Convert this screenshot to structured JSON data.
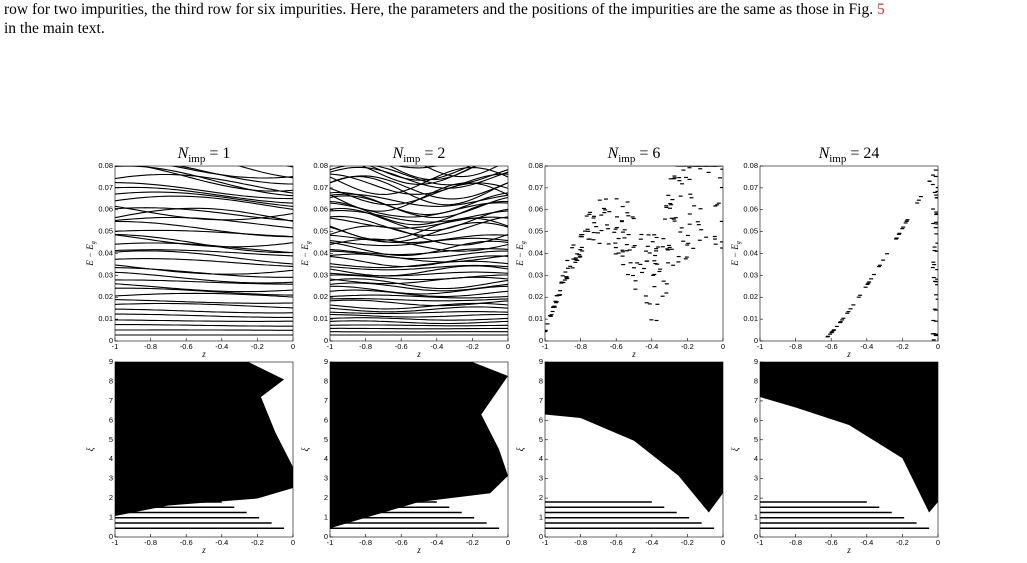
{
  "caption": {
    "line1": "row for two impurities, the third row for six impurities. Here, the parameters and the positions of the impurities are the same as those in Fig.",
    "fig_ref": "5",
    "line2": "in the main text."
  },
  "panels": [
    {
      "title": {
        "base": "N",
        "sub": "imp",
        "rest": "= 1"
      },
      "xlabel": "z",
      "ylabel": {
        "base": "E − E",
        "sub": "g"
      },
      "xlim": [
        -1,
        0
      ],
      "ylim": [
        0,
        0.08
      ],
      "xticks": [
        -1,
        -0.8,
        -0.6,
        -0.4,
        -0.2,
        0
      ],
      "yticks": [
        0,
        0.01,
        0.02,
        0.03,
        0.04,
        0.05,
        0.06,
        0.07,
        0.08
      ]
    },
    {
      "title": {
        "base": "N",
        "sub": "imp",
        "rest": "= 2"
      },
      "xlabel": "z",
      "ylabel": {
        "base": "E − E",
        "sub": "g"
      },
      "xlim": [
        -1,
        0
      ],
      "ylim": [
        0,
        0.08
      ],
      "xticks": [
        -1,
        -0.8,
        -0.6,
        -0.4,
        -0.2,
        0
      ],
      "yticks": [
        0,
        0.01,
        0.02,
        0.03,
        0.04,
        0.05,
        0.06,
        0.07,
        0.08
      ]
    },
    {
      "title": {
        "base": "N",
        "sub": "imp",
        "rest": "= 6"
      },
      "xlabel": "z",
      "ylabel": {
        "base": "E − E",
        "sub": "g"
      },
      "xlim": [
        -1,
        0
      ],
      "ylim": [
        0,
        0.08
      ],
      "xticks": [
        -1,
        -0.8,
        -0.6,
        -0.4,
        -0.2,
        0
      ],
      "yticks": [
        0,
        0.01,
        0.02,
        0.03,
        0.04,
        0.05,
        0.06,
        0.07,
        0.08
      ]
    },
    {
      "title": {
        "base": "N",
        "sub": "imp",
        "rest": "= 24"
      },
      "xlabel": "z",
      "ylabel": {
        "base": "E − E",
        "sub": "g"
      },
      "xlim": [
        -1,
        0
      ],
      "ylim": [
        0,
        0.08
      ],
      "xticks": [
        -1,
        -0.8,
        -0.6,
        -0.4,
        -0.2,
        0
      ],
      "yticks": [
        0,
        0.01,
        0.02,
        0.03,
        0.04,
        0.05,
        0.06,
        0.07,
        0.08
      ]
    },
    {
      "xlabel": "z",
      "ylabel": {
        "base": "ξ"
      },
      "xlim": [
        -1,
        0
      ],
      "ylim": [
        0,
        9
      ],
      "xticks": [
        -1,
        -0.8,
        -0.6,
        -0.4,
        -0.2,
        0
      ],
      "yticks": [
        0,
        1,
        2,
        3,
        4,
        5,
        6,
        7,
        8,
        9
      ]
    },
    {
      "xlabel": "z",
      "ylabel": {
        "base": "ξ"
      },
      "xlim": [
        -1,
        0
      ],
      "ylim": [
        0,
        9
      ],
      "xticks": [
        -1,
        -0.8,
        -0.6,
        -0.4,
        -0.2,
        0
      ],
      "yticks": [
        0,
        1,
        2,
        3,
        4,
        5,
        6,
        7,
        8,
        9
      ]
    },
    {
      "xlabel": "z",
      "ylabel": {
        "base": "ξ"
      },
      "xlim": [
        -1,
        0
      ],
      "ylim": [
        0,
        9
      ],
      "xticks": [
        -1,
        -0.8,
        -0.6,
        -0.4,
        -0.2,
        0
      ],
      "yticks": [
        0,
        1,
        2,
        3,
        4,
        5,
        6,
        7,
        8,
        9
      ]
    },
    {
      "xlabel": "z",
      "ylabel": {
        "base": "ξ"
      },
      "xlim": [
        -1,
        0
      ],
      "ylim": [
        0,
        9
      ],
      "xticks": [
        -1,
        -0.8,
        -0.6,
        -0.4,
        -0.2,
        0
      ],
      "yticks": [
        0,
        1,
        2,
        3,
        4,
        5,
        6,
        7,
        8,
        9
      ]
    }
  ]
}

#### [Task directions]
Above are records to transcribe exactly; leave their pictures out.

#### [Result]
Convert this screenshot to structured JSON data.
{
  "caption": {
    "line1": "row for two impurities, the third row for six impurities. Here, the parameters and the positions of the impurities are the same as those in Fig.",
    "fig_ref": "5",
    "line2": "in the main text."
  },
  "panels": [
    {
      "title": {
        "base": "N",
        "sub": "imp",
        "rest": "= 1"
      },
      "xlabel": "z",
      "ylabel": {
        "base": "E − E",
        "sub": "g"
      },
      "xlim": [
        -1,
        0
      ],
      "ylim": [
        0,
        0.08
      ],
      "xticks": [
        -1,
        -0.8,
        -0.6,
        -0.4,
        -0.2,
        0
      ],
      "yticks": [
        0,
        0.01,
        0.02,
        0.03,
        0.04,
        0.05,
        0.06,
        0.07,
        0.08
      ]
    },
    {
      "title": {
        "base": "N",
        "sub": "imp",
        "rest": "= 2"
      },
      "xlabel": "z",
      "ylabel": {
        "base": "E − E",
        "sub": "g"
      },
      "xlim": [
        -1,
        0
      ],
      "ylim": [
        0,
        0.08
      ],
      "xticks": [
        -1,
        -0.8,
        -0.6,
        -0.4,
        -0.2,
        0
      ],
      "yticks": [
        0,
        0.01,
        0.02,
        0.03,
        0.04,
        0.05,
        0.06,
        0.07,
        0.08
      ]
    },
    {
      "title": {
        "base": "N",
        "sub": "imp",
        "rest": "= 6"
      },
      "xlabel": "z",
      "ylabel": {
        "base": "E − E",
        "sub": "g"
      },
      "xlim": [
        -1,
        0
      ],
      "ylim": [
        0,
        0.08
      ],
      "xticks": [
        -1,
        -0.8,
        -0.6,
        -0.4,
        -0.2,
        0
      ],
      "yticks": [
        0,
        0.01,
        0.02,
        0.03,
        0.04,
        0.05,
        0.06,
        0.07,
        0.08
      ]
    },
    {
      "title": {
        "base": "N",
        "sub": "imp",
        "rest": "= 24"
      },
      "xlabel": "z",
      "ylabel": {
        "base": "E − E",
        "sub": "g"
      },
      "xlim": [
        -1,
        0
      ],
      "ylim": [
        0,
        0.08
      ],
      "xticks": [
        -1,
        -0.8,
        -0.6,
        -0.4,
        -0.2,
        0
      ],
      "yticks": [
        0,
        0.01,
        0.02,
        0.03,
        0.04,
        0.05,
        0.06,
        0.07,
        0.08
      ]
    },
    {
      "xlabel": "z",
      "ylabel": {
        "base": "ξ"
      },
      "xlim": [
        -1,
        0
      ],
      "ylim": [
        0,
        9
      ],
      "xticks": [
        -1,
        -0.8,
        -0.6,
        -0.4,
        -0.2,
        0
      ],
      "yticks": [
        0,
        1,
        2,
        3,
        4,
        5,
        6,
        7,
        8,
        9
      ]
    },
    {
      "xlabel": "z",
      "ylabel": {
        "base": "ξ"
      },
      "xlim": [
        -1,
        0
      ],
      "ylim": [
        0,
        9
      ],
      "xticks": [
        -1,
        -0.8,
        -0.6,
        -0.4,
        -0.2,
        0
      ],
      "yticks": [
        0,
        1,
        2,
        3,
        4,
        5,
        6,
        7,
        8,
        9
      ]
    },
    {
      "xlabel": "z",
      "ylabel": {
        "base": "ξ"
      },
      "xlim": [
        -1,
        0
      ],
      "ylim": [
        0,
        9
      ],
      "xticks": [
        -1,
        -0.8,
        -0.6,
        -0.4,
        -0.2,
        0
      ],
      "yticks": [
        0,
        1,
        2,
        3,
        4,
        5,
        6,
        7,
        8,
        9
      ]
    },
    {
      "xlabel": "z",
      "ylabel": {
        "base": "ξ"
      },
      "xlim": [
        -1,
        0
      ],
      "ylim": [
        0,
        9
      ],
      "xticks": [
        -1,
        -0.8,
        -0.6,
        -0.4,
        -0.2,
        0
      ],
      "yticks": [
        0,
        1,
        2,
        3,
        4,
        5,
        6,
        7,
        8,
        9
      ]
    }
  ]
}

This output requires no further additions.